**What to produce:** Set the listing down again exactly, please, apart from its pictures.

(Stored records)
┌──
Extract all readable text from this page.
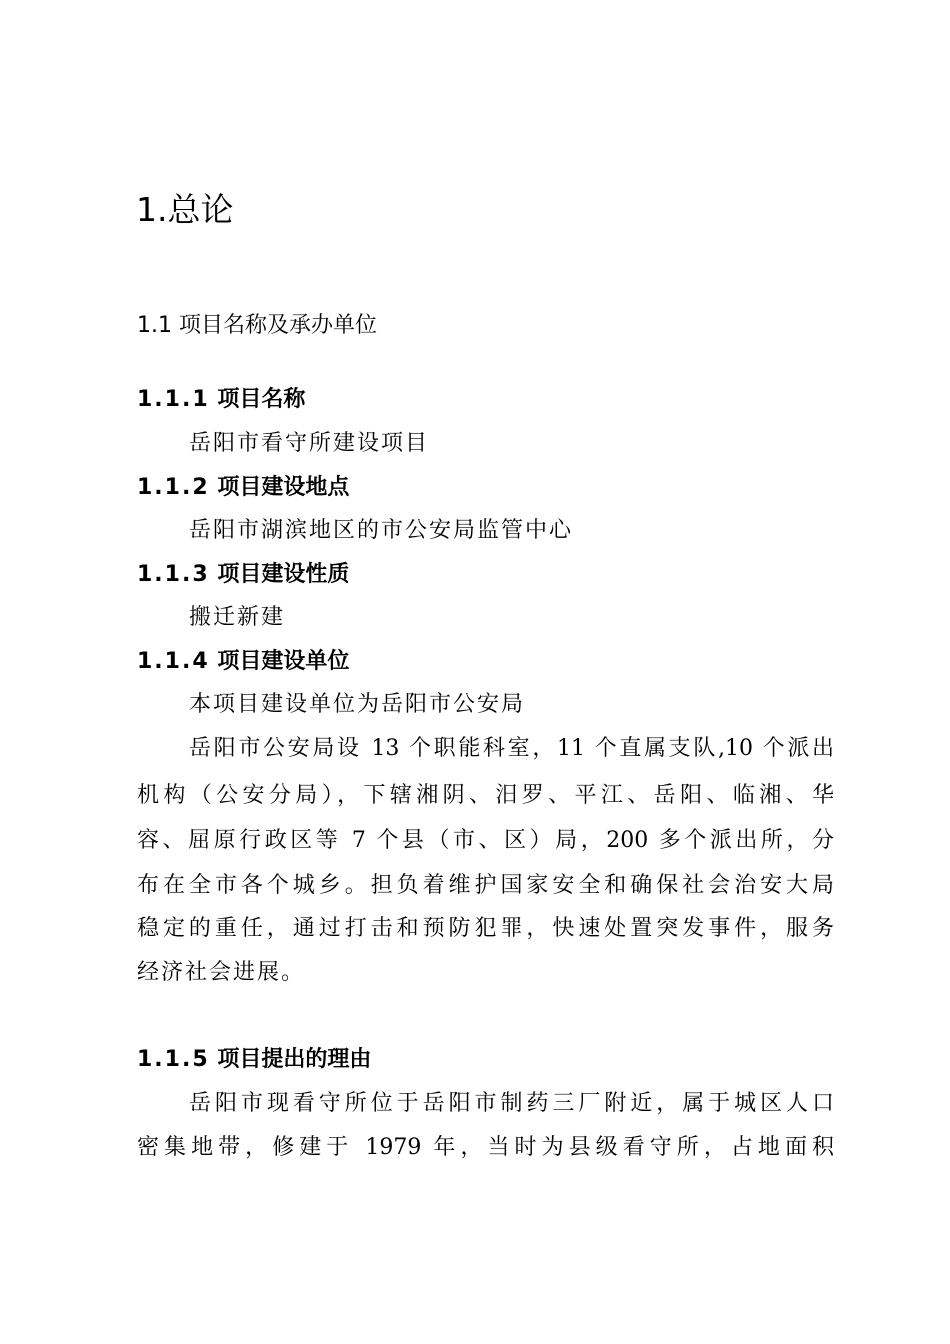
1.总论
1.1 项目名称及承办单位
1.1.1 项目名称
岳阳市看守所建设项目
1.1.2 项目建设地点
岳阳市湖滨地区的市公安局监管中心
1.1.3 项目建设性质
搬迁新建
1.1.4 项目建设单位
本项目建设单位为岳阳市公安局
岳阳市公安局设 13 个职能科室，11 个直属支队,10 个派出
机构（公安分局），下辖湘阴、汨罗、平江、岳阳、临湘、华
容、屈原行政区等 7 个县（市、区）局，200 多个派出所，分
布在全市各个城乡。担负着维护国家安全和确保社会治安大局
稳定的重任，通过打击和预防犯罪，快速处置突发事件，服务
经济社会进展。
1.1.5 项目提出的理由
岳阳市现看守所位于岳阳市制药三厂附近，属于城区人口
密集地带，修建于 1979 年，当时为县级看守所，占地面积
└──
**Response for this exercise:**
Extract all readable text from this page.
1.总论
1.1 项目名称及承办单位
1.1.1 项目名称
岳阳市看守所建设项目
1.1.2 项目建设地点
岳阳市湖滨地区的市公安局监管中心
1.1.3 项目建设性质
搬迁新建
1.1.4 项目建设单位
本项目建设单位为岳阳市公安局
岳阳市公安局设 13 个职能科室，11 个直属支队,10 个派出
机构（公安分局），下辖湘阴、汨罗、平江、岳阳、临湘、华
容、屈原行政区等 7 个县（市、区）局，200 多个派出所，分
布在全市各个城乡。担负着维护国家安全和确保社会治安大局
稳定的重任，通过打击和预防犯罪，快速处置突发事件，服务
经济社会进展。
1.1.5 项目提出的理由
岳阳市现看守所位于岳阳市制药三厂附近，属于城区人口
密集地带，修建于 1979 年，当时为县级看守所，占地面积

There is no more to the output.